Listing entries from a dataset:
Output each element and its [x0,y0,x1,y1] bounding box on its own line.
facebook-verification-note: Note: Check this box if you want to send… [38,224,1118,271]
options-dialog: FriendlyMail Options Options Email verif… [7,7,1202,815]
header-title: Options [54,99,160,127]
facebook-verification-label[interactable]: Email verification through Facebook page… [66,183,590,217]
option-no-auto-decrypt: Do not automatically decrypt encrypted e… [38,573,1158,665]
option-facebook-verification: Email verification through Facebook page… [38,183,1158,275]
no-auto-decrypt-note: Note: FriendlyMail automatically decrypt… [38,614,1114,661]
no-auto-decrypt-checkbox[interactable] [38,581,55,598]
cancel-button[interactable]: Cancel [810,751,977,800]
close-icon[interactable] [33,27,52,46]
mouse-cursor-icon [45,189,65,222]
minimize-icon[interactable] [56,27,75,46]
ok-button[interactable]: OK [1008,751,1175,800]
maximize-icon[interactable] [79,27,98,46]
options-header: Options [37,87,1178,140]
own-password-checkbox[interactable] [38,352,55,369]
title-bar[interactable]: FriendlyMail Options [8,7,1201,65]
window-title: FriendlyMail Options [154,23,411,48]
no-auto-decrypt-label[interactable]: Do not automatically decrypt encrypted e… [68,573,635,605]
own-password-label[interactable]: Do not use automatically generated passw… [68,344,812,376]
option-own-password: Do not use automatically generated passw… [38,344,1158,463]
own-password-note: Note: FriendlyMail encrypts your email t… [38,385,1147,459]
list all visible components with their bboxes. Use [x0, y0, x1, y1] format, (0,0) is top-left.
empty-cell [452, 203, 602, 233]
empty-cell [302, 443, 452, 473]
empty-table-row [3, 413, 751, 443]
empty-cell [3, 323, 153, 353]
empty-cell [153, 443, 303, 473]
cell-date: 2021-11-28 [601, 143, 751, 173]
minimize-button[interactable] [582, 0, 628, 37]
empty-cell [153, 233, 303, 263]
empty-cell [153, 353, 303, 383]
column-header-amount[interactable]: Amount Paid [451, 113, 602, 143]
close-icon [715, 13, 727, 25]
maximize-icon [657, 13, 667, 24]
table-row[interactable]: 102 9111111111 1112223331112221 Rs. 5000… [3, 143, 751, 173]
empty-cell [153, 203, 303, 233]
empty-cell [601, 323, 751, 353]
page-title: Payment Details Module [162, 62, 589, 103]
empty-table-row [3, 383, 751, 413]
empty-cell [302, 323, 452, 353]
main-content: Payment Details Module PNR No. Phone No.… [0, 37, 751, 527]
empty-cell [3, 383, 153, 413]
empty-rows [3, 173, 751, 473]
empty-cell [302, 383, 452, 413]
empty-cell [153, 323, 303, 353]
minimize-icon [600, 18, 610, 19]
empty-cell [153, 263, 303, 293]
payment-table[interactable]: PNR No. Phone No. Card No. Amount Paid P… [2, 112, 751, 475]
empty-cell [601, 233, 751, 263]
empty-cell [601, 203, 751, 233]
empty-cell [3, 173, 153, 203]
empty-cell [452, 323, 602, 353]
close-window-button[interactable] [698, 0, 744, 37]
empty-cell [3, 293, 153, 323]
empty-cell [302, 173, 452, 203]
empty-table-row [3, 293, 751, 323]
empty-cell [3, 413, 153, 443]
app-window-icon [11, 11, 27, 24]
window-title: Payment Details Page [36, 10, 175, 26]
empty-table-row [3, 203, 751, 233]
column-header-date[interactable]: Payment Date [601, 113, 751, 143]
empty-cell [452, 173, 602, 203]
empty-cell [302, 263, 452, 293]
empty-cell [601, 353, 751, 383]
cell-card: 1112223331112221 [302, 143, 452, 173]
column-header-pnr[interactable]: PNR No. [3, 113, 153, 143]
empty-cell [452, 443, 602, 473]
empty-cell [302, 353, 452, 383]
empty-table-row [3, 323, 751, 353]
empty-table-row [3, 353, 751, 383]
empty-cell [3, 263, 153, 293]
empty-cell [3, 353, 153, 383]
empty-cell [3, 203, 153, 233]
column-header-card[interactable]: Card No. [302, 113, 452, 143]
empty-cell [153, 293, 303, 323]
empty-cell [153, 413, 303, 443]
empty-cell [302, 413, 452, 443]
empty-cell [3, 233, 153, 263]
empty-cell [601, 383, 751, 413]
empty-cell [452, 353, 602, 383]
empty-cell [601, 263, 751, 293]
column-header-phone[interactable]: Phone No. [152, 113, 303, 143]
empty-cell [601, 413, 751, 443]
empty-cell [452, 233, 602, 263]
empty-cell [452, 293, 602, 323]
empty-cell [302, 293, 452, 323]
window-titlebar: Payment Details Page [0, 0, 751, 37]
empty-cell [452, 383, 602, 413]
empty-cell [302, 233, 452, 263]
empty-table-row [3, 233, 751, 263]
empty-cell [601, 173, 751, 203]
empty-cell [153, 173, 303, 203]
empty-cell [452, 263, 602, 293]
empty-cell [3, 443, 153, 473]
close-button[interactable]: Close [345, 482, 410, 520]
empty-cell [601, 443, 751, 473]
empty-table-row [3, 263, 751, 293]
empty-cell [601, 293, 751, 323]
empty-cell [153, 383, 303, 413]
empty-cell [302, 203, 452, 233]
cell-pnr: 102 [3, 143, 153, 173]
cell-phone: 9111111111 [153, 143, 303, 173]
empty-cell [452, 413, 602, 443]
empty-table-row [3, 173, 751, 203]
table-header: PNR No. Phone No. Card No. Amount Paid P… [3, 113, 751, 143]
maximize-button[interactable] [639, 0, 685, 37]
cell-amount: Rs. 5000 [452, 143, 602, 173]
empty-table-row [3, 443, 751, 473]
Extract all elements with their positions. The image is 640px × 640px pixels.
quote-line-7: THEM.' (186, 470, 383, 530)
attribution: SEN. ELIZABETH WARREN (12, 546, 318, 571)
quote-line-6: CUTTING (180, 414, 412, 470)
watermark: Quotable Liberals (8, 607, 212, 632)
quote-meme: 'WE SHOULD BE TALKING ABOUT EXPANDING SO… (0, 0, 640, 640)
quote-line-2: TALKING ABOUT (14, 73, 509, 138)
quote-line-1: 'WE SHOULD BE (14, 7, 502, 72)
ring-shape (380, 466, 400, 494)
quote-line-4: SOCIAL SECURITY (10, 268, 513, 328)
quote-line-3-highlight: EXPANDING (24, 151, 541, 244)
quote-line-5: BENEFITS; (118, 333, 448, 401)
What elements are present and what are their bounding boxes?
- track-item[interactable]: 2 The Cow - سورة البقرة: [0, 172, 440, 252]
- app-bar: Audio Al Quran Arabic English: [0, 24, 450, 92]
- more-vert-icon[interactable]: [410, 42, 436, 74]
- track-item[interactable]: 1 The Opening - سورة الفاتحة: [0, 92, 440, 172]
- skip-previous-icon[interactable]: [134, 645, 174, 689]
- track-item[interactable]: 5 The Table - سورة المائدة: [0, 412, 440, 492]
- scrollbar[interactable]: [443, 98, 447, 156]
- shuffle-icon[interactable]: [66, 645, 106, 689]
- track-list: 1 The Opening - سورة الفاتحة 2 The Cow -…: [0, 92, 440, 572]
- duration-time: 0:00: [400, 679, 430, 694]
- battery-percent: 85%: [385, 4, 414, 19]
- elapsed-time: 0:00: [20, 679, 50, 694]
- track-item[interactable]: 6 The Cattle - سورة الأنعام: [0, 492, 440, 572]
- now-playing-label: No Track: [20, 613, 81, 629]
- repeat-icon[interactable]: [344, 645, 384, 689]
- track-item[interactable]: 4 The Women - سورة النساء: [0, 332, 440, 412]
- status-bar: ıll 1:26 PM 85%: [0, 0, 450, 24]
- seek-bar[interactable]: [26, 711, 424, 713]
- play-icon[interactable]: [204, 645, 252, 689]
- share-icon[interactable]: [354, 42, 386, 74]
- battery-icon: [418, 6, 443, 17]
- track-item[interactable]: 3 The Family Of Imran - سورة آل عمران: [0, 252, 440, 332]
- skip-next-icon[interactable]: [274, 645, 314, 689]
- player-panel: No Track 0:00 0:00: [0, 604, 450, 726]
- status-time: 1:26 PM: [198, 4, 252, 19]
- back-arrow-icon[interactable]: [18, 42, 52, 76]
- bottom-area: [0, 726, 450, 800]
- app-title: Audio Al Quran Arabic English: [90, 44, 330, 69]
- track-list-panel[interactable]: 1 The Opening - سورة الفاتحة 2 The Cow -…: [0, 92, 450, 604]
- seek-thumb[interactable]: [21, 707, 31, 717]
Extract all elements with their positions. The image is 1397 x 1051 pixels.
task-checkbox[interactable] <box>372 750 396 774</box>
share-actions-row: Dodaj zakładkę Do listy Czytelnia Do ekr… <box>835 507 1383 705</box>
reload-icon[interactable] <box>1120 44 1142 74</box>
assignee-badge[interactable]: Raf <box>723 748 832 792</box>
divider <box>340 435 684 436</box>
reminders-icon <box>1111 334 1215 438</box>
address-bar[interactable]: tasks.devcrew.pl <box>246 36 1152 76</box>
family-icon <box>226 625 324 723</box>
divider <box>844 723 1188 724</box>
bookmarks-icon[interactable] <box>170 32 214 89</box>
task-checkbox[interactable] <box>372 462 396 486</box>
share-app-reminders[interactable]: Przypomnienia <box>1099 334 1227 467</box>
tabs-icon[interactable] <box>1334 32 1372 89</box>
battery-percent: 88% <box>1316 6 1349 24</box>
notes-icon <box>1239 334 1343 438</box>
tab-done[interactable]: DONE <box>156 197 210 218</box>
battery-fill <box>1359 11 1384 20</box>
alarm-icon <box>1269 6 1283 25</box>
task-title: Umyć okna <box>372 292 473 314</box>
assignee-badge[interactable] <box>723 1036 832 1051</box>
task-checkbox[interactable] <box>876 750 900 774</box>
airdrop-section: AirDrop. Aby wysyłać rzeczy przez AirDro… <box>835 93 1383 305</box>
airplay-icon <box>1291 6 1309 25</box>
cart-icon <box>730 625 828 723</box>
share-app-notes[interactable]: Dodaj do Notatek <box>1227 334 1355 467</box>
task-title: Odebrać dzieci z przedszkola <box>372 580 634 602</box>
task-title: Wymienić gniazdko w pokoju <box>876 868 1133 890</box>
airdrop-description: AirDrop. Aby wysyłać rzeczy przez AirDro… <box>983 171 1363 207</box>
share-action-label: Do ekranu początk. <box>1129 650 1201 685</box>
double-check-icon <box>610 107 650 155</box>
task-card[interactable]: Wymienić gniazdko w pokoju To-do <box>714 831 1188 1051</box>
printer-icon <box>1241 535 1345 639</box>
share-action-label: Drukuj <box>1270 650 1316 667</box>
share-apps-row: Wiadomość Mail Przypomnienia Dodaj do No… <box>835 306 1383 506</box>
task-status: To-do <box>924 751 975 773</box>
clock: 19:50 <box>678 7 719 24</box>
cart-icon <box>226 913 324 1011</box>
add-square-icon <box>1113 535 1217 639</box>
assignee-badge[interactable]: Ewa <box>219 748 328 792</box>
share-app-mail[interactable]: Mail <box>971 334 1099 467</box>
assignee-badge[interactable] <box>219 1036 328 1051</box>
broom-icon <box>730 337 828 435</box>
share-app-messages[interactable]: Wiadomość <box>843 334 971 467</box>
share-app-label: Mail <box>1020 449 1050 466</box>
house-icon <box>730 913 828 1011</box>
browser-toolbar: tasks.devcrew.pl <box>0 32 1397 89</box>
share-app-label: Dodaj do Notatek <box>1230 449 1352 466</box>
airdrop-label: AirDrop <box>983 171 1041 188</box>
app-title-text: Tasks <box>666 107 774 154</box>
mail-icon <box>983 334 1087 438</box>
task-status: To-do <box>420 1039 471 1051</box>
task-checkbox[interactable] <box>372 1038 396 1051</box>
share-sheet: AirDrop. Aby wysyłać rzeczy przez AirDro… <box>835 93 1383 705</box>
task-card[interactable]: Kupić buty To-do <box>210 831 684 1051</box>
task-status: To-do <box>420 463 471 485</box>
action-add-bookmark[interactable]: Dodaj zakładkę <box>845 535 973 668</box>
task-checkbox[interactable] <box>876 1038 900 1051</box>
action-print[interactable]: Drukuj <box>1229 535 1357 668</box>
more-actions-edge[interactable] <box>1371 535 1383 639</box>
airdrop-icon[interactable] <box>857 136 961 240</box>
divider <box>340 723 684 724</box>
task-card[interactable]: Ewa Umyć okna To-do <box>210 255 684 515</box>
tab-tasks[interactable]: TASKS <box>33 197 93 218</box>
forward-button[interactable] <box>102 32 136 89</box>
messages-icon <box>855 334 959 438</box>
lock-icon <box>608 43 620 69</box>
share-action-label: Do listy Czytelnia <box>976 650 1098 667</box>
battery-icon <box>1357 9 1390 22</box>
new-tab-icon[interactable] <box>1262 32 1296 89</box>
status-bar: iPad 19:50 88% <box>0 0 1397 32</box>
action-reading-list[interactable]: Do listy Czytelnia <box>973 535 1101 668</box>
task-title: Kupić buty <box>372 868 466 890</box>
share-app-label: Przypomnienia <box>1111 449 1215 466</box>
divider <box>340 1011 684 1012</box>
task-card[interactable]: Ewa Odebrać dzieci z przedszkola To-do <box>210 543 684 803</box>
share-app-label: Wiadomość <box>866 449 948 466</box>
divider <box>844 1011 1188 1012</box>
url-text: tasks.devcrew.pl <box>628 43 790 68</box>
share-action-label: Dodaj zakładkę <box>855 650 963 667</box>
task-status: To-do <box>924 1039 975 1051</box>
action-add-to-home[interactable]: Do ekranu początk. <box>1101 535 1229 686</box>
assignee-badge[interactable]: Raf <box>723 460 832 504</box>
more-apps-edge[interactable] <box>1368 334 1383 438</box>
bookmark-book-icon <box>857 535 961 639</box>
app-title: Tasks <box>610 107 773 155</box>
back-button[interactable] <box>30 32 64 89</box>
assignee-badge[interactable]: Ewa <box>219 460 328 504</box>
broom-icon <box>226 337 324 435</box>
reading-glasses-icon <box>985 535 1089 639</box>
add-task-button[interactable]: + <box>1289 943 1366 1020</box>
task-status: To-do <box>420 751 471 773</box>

Objective -> Can you output, word for word, the part of the listing that runs from its very first line through the line containing "options-dialog: FriendlyMail Options", with that line included?

Result of the task ->
Output each element and its [x0,y0,x1,y1] bounding box on its own line.
facebook-verification-note: Note: Check this box if you want to send… [38,224,1118,271]
options-dialog: FriendlyMail Options Options Email verif… [7,7,1202,815]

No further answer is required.